[start Text section]
Storms Dressed as Stars is the second album by Melbourne indie band Gersey. It was released in 2002. Two singles were taken from the album — "Look to the Sun" and "For Whom Do You Sail?", which included four tracks from a radio session recorded for California radio station KCRW's "Morning Becomes Electric" show.

Track listing
(all songs by Gersey)
 "Wait Here" — 3:35
 "The Night We Walked to Mexico" — 6:11
 "Baby, You're a Strange Girl" — 5:57
 "Crashing" — 5:09
 "Trouble With Jonah" — 3:26
 "For Whom Do You Sail?" — 2:52
 "Look to the Sun" — 3:59
 "La Zona Rosa" — 3:33
 "Goodbye, Columbus" — 2:23
 "The Last Tango" — 3:12
 "A Day to be Certain" — 6:26

Personnel

 Craig Jackson — bass, vocals
 Daryl Bradie — guitar
 Danny Tulen — drums
 Matt Davis — guitar

Additional musicians

 Peter Hollo — cello ("For Whom Do You Sail?")
[end Text section]
**Written instruction 1**
Reproduce the records verbatim, starting with their first line and going on through the line that contains "nutrient-label: Холестерин [200, 786, 380, 844]".
The text and the records have no connection to each other.
[start Data entries]
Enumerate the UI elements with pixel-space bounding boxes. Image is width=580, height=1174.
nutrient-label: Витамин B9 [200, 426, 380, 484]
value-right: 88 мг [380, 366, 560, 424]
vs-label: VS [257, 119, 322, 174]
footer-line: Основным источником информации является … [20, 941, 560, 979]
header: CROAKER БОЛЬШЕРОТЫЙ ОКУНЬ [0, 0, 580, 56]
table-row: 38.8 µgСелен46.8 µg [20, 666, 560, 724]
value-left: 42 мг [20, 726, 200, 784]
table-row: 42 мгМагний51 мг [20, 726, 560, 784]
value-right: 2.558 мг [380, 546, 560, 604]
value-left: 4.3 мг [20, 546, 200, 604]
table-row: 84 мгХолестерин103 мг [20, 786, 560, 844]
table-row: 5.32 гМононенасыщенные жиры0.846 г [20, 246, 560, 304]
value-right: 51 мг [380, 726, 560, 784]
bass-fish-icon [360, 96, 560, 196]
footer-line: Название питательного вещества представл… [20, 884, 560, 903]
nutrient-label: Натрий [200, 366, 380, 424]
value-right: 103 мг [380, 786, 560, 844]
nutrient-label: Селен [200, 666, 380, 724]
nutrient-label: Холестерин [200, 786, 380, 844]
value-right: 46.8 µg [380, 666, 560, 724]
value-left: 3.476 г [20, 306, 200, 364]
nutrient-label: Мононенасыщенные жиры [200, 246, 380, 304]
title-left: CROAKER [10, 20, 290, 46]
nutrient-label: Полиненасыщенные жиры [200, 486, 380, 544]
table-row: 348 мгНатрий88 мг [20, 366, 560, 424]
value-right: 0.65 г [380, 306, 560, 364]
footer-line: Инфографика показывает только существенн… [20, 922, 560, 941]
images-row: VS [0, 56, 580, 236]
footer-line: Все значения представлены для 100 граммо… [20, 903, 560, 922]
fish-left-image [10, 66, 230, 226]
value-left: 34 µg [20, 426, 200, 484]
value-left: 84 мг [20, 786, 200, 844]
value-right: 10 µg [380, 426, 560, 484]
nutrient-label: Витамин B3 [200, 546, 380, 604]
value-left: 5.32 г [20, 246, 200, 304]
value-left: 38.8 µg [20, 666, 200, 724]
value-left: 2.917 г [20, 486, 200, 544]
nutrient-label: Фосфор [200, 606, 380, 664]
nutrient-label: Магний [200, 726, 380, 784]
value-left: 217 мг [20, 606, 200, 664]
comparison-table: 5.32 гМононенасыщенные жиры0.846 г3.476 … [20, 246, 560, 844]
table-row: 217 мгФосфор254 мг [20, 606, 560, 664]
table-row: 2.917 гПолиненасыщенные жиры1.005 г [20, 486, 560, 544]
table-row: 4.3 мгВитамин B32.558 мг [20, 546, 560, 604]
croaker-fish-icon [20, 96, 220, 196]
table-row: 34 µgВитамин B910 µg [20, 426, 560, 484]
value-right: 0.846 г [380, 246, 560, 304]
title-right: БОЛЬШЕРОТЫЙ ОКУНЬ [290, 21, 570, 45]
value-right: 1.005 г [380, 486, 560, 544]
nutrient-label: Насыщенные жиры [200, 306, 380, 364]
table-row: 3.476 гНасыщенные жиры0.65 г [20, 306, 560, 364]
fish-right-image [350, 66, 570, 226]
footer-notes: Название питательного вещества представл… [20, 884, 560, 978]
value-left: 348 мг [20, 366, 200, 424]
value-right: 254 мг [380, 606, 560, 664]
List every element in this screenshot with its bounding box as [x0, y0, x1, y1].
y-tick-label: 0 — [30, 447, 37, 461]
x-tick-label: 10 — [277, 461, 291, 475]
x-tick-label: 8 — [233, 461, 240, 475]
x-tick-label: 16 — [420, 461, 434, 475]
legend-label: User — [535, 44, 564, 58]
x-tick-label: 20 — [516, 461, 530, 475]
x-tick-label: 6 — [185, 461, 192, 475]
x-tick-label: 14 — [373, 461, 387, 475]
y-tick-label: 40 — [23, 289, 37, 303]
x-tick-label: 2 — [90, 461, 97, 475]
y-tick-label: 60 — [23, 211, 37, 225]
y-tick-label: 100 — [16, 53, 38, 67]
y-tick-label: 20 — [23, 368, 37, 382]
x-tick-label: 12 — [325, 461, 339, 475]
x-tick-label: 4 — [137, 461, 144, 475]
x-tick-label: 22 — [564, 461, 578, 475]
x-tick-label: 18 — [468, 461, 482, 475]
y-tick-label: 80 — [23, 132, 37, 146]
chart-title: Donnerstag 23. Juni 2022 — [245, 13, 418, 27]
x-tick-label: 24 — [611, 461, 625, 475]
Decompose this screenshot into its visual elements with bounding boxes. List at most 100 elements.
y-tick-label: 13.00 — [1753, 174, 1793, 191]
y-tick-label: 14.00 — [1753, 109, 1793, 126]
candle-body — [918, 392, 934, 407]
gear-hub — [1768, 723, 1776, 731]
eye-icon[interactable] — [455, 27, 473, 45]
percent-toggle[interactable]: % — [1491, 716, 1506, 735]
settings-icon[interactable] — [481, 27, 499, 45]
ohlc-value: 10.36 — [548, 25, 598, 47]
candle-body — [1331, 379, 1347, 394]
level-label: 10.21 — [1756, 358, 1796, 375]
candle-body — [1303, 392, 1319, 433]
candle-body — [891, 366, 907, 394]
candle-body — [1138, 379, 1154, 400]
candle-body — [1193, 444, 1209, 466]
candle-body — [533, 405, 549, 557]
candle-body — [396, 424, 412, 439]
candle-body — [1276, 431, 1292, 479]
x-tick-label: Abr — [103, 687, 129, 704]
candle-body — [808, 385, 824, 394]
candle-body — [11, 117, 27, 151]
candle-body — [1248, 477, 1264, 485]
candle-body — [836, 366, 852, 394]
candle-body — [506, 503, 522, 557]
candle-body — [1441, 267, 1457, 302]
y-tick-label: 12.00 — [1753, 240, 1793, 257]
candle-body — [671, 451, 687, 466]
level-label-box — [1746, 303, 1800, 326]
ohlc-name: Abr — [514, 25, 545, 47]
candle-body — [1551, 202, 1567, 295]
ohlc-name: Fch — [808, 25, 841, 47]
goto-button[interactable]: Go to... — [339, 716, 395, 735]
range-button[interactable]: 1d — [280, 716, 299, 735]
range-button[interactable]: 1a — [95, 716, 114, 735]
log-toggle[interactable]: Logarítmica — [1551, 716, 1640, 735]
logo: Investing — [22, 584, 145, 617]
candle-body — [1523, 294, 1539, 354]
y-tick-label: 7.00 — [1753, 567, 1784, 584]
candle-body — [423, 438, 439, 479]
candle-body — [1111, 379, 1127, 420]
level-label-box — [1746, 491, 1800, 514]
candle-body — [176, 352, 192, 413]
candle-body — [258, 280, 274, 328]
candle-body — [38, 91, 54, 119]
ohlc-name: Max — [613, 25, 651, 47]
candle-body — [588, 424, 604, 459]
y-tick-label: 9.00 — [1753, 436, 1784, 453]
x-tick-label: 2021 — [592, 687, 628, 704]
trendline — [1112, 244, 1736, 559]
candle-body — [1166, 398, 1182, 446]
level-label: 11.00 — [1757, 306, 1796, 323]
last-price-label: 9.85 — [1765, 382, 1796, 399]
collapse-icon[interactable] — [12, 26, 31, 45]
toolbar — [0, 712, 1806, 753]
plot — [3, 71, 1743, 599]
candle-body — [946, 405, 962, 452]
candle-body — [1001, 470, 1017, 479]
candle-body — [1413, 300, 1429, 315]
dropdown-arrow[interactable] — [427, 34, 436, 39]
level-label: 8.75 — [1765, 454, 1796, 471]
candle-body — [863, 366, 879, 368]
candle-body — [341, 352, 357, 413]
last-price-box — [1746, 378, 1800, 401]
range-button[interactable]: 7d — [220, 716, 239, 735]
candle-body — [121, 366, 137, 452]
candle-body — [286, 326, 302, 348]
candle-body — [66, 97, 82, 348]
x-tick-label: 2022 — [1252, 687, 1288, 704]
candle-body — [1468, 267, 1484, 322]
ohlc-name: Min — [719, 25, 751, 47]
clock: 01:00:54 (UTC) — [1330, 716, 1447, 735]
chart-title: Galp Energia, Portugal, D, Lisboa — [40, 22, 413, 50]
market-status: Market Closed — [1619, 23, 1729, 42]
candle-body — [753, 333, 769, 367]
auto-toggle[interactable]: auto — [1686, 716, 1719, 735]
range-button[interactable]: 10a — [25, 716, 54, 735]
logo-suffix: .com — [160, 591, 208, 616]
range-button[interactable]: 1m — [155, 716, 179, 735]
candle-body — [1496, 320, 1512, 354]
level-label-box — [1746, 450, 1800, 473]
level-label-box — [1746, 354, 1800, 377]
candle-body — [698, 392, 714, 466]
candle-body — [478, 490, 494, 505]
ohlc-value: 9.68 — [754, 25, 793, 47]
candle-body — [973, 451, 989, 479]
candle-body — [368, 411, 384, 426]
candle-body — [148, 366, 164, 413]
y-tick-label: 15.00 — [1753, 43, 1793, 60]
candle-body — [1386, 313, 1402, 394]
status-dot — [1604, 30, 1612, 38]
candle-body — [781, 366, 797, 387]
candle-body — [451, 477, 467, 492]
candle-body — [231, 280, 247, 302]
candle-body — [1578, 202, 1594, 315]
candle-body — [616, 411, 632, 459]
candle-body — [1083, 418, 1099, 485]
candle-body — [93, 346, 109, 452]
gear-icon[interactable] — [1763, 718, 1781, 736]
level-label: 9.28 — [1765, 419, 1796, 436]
[end Data entries]
**Written instruction 2**
Transcribe the passage from the text on the album Storms Dressed as Stars word for word, starting with "Storms Dressed as" and going on through "songs by Gersey)".

**Full output 1**
Enumerate the UI elements with pixel-space bounding boxes. Image is width=580, height=1174.
nutrient-label: Витамин B9 [200, 426, 380, 484]
value-right: 88 мг [380, 366, 560, 424]
vs-label: VS [257, 119, 322, 174]
footer-line: Основным источником информации является … [20, 941, 560, 979]
header: CROAKER БОЛЬШЕРОТЫЙ ОКУНЬ [0, 0, 580, 56]
table-row: 38.8 µgСелен46.8 µg [20, 666, 560, 724]
value-left: 42 мг [20, 726, 200, 784]
table-row: 42 мгМагний51 мг [20, 726, 560, 784]
value-right: 2.558 мг [380, 546, 560, 604]
value-left: 4.3 мг [20, 546, 200, 604]
table-row: 84 мгХолестерин103 мг [20, 786, 560, 844]
table-row: 5.32 гМононенасыщенные жиры0.846 г [20, 246, 560, 304]
value-right: 51 мг [380, 726, 560, 784]
bass-fish-icon [360, 96, 560, 196]
footer-line: Название питательного вещества представл… [20, 884, 560, 903]
nutrient-label: Натрий [200, 366, 380, 424]
value-right: 103 мг [380, 786, 560, 844]
nutrient-label: Селен [200, 666, 380, 724]
nutrient-label: Холестерин [200, 786, 380, 844]

**Full output 2**
Storms Dressed as Stars is the second album by Melbourne indie band Gersey. It was released in 2002. Two singles were taken from the album — "Look to the Sun" and "For Whom Do You Sail?", which included four tracks from a radio session recorded for California radio station KCRW's "Morning Becomes Electric" show.

Track listing
(all songs by Gersey)